#### Set exercise:
Return every record exactly as written.

Saved entries:
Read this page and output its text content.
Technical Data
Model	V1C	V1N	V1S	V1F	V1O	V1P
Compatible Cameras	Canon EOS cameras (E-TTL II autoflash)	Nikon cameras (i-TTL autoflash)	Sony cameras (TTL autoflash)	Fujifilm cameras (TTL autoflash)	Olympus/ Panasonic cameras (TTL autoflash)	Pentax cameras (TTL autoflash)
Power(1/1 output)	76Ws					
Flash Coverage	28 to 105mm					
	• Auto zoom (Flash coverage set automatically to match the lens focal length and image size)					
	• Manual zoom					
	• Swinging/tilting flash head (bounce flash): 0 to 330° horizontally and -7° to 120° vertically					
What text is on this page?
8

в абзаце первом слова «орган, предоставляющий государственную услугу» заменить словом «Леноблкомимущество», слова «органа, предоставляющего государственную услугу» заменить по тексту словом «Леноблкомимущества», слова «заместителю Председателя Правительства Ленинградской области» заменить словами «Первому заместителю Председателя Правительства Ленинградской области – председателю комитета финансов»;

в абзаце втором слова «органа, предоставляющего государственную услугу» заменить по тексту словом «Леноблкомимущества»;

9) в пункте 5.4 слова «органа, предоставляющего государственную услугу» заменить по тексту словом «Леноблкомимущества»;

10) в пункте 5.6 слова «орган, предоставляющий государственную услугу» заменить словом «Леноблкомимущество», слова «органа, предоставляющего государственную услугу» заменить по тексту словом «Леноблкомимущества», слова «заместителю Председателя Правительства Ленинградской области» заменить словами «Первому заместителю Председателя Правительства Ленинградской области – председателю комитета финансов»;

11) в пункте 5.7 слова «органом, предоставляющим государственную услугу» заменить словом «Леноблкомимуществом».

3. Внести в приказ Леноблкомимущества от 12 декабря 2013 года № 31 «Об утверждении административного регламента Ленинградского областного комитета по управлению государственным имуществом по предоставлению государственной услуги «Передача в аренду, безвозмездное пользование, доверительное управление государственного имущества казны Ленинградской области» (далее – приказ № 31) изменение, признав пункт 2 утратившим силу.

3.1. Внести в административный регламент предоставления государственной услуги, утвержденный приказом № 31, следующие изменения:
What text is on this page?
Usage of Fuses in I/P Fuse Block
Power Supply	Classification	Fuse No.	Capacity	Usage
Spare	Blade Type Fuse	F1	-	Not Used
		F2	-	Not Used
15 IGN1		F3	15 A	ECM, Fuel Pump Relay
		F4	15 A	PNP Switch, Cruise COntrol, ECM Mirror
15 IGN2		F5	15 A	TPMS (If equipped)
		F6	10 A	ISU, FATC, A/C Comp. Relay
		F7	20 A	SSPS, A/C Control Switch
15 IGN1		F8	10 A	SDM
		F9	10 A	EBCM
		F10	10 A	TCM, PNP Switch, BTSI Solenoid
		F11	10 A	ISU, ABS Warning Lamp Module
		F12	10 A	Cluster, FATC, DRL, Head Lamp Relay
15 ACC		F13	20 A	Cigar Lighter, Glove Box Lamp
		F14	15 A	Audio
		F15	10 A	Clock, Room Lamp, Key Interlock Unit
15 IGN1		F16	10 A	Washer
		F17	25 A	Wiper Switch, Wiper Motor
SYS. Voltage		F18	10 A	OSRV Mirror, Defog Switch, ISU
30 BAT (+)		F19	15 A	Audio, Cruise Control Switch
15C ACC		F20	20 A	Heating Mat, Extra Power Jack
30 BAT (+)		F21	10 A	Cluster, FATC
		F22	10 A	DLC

#### Reply:
Read this page and output its text content.
Technical Data
Model	V1C	V1N	V1S	V1F	V1O	V1P
Compatible Cameras	Canon EOS cameras (E-TTL II autoflash)	Nikon cameras (i-TTL autoflash)	Sony cameras (TTL autoflash)	Fujifilm cameras (TTL autoflash)	Olympus/ Panasonic cameras (TTL autoflash)	Pentax cameras (TTL autoflash)
Power(1/1 output)	76Ws					
Flash Coverage	28 to 105mm					
	• Auto zoom (Flash coverage set automatically to match the lens focal length and image size)					
	• Manual zoom					
	• Swinging/tilting flash head (bounce flash): 0 to 330° horizontally and -7° to 120° vertically					
What text is on this page?
8

в абзаце первом слова «орган, предоставляющий государственную услугу» заменить словом «Леноблкомимущество», слова «органа, предоставляющего государственную услугу» заменить по тексту словом «Леноблкомимущества», слова «заместителю Председателя Правительства Ленинградской области» заменить словами «Первому заместителю Председателя Правительства Ленинградской области – председателю комитета финансов»;

в абзаце втором слова «органа, предоставляющего государственную услугу» заменить по тексту словом «Леноблкомимущества»;

9) в пункте 5.4 слова «органа, предоставляющего государственную услугу» заменить по тексту словом «Леноблкомимущества»;

10) в пункте 5.6 слова «орган, предоставляющий государственную услугу» заменить словом «Леноблкомимущество», слова «органа, предоставляющего государственную услугу» заменить по тексту словом «Леноблкомимущества», слова «заместителю Председателя Правительства Ленинградской области» заменить словами «Первому заместителю Председателя Правительства Ленинградской области – председателю комитета финансов»;

11) в пункте 5.7 слова «органом, предоставляющим государственную услугу» заменить словом «Леноблкомимуществом».

3. Внести в приказ Леноблкомимущества от 12 декабря 2013 года № 31 «Об утверждении административного регламента Ленинградского областного комитета по управлению государственным имуществом по предоставлению государственной услуги «Передача в аренду, безвозмездное пользование, доверительное управление государственного имущества казны Ленинградской области» (далее – приказ № 31) изменение, признав пункт 2 утратившим силу.

3.1. Внести в административный регламент предоставления государственной услуги, утвержденный приказом № 31, следующие изменения:
What text is on this page?
Usage of Fuses in I/P Fuse Block
Power Supply	Classification	Fuse No.	Capacity	Usage
Spare	Blade Type Fuse	F1	-	Not Used
		F2	-	Not Used
15 IGN1		F3	15 A	ECM, Fuel Pump Relay
		F4	15 A	PNP Switch, Cruise COntrol, ECM Mirror
15 IGN2		F5	15 A	TPMS (If equipped)
		F6	10 A	ISU, FATC, A/C Comp. Relay
		F7	20 A	SSPS, A/C Control Switch
15 IGN1		F8	10 A	SDM
		F9	10 A	EBCM
		F10	10 A	TCM, PNP Switch, BTSI Solenoid
		F11	10 A	ISU, ABS Warning Lamp Module
		F12	10 A	Cluster, FATC, DRL, Head Lamp Relay
15 ACC		F13	20 A	Cigar Lighter, Glove Box Lamp
		F14	15 A	Audio
		F15	10 A	Clock, Room Lamp, Key Interlock Unit
15 IGN1		F16	10 A	Washer
		F17	25 A	Wiper Switch, Wiper Motor
SYS. Voltage		F18	10 A	OSRV Mirror, Defog Switch, ISU
30 BAT (+)		F19	15 A	Audio, Cruise Control Switch
15C ACC		F20	20 A	Heating Mat, Extra Power Jack
30 BAT (+)		F21	10 A	Cluster, FATC
		F22	10 A	DLC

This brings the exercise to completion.